SET OF TASKS:
- 1) Reproduce word for word the part of the derivative thread running from "Ya sure, I'll" down to "and Mathsmind :)".
- 2) Decide whether each statement agrees with the derivative thread, answering yes or no and quoting the words that settle it. (a) Jaweria confirms that "y prime" means the derivative. (b) Jaweria says the problem is due next week. (c) mathsmind offers to show a way to work such an equation without paper and pen.

## Jaweria 2 years ago Please anyone help me with this question. Find Y prime: Y=sin^-1(2x^3).

1. Sujay

When you say y prime, do you mean the derivative?

2. Jaweria

yup

3. Jaweria

Please someone help me I m stuck and its due tomorrow

4. goformit100

Yo Yo, diffrentiate on both sides...

5. Jaweria

These are kind of new problems to me if you dont mind can you teach me and help me solving them?

6. mathsmind

7. Jaweria

can we go step by step?

8. Sujay

Ya sure, I'll set it up.

9. mathsmind

you want to go by steps sure will do

10. mathsmind

at the end i will show u how u can work such equation in ur head, without paper and pen

11. Jaweria

Thanks to both of you Sujay and Mathsmind :)

12. Sujay

Original Equation:$y=\sin^2-1(2x-3)?$

13. Sujay

with an x after the sin

14. Sujay

I want to make sure my original is correct

15. mathsmind

$y=\sin^{-1}(2x^3)$

16. mathsmind

17. mathsmind

are u there?

DATASET EXCERPTS:

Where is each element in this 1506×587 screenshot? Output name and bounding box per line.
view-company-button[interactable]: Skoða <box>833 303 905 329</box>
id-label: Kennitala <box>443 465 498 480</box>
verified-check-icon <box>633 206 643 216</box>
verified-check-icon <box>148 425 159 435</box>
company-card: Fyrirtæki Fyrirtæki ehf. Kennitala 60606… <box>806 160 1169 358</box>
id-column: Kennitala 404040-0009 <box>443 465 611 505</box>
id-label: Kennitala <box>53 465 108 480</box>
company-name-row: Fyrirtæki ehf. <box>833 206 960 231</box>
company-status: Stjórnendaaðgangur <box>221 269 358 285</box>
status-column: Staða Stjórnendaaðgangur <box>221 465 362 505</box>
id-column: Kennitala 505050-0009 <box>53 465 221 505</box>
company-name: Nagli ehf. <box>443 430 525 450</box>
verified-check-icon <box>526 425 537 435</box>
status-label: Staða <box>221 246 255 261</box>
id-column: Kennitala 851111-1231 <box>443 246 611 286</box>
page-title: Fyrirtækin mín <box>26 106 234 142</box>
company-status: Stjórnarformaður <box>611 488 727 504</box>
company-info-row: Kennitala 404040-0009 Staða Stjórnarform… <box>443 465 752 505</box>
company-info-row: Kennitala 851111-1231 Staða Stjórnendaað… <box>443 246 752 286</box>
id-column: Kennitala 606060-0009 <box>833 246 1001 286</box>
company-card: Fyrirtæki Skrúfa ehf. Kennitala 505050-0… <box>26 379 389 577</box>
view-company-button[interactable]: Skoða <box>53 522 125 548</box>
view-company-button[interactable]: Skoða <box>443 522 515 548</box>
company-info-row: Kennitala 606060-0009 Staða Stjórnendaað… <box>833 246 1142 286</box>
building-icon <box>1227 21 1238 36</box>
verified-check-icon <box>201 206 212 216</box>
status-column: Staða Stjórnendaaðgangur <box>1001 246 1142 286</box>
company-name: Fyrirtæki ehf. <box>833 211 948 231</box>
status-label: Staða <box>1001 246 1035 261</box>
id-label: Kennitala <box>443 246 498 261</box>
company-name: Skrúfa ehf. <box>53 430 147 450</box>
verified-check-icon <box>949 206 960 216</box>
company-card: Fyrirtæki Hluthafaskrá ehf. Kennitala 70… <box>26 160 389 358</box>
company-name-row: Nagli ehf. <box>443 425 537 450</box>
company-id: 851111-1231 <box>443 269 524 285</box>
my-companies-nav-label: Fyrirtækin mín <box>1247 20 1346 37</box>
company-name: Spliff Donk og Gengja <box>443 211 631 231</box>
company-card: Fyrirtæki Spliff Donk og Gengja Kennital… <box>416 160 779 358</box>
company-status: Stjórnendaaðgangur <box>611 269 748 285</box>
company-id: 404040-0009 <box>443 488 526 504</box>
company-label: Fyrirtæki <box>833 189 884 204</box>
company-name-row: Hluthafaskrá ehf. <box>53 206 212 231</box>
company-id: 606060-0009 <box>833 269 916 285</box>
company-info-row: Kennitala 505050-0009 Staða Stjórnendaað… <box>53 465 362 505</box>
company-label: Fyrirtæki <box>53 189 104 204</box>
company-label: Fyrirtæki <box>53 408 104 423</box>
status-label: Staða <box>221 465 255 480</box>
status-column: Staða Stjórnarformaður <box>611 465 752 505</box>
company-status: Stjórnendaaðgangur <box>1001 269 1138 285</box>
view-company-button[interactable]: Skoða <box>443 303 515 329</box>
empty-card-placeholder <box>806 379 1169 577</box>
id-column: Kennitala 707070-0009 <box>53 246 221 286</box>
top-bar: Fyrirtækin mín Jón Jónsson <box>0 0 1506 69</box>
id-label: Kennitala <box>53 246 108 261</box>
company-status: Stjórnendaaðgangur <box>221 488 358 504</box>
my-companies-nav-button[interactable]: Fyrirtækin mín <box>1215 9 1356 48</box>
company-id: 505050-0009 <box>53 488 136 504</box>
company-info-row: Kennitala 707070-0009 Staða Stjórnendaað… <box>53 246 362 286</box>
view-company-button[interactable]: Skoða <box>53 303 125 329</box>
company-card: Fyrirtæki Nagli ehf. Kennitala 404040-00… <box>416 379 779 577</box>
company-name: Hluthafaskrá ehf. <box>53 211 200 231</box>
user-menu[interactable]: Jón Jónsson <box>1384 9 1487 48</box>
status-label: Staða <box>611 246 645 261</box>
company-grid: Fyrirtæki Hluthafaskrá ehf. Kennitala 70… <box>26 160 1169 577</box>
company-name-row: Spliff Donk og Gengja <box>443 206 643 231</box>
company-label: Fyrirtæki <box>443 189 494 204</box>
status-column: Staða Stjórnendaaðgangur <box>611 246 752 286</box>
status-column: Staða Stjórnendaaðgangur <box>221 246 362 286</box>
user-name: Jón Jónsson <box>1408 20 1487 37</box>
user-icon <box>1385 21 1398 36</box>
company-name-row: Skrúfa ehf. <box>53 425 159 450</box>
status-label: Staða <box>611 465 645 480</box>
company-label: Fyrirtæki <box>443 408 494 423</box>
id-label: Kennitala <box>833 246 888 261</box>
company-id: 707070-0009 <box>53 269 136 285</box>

SOLUTIONS:
- 1)
Ya sure, I'll set it up.

9. mathsmind

you want to go by steps sure will do

10. mathsmind

at the end i will show u how u can work such equation in ur head, without paper and pen

11. Jaweria

Thanks to both of you Sujay and Mathsmind :)

- 2)
(a) Yes: "yup"
(b) No: "its due tomorrow"
(c) Yes: "at the end i will show u how u can work such equation in ur head, without paper and pen"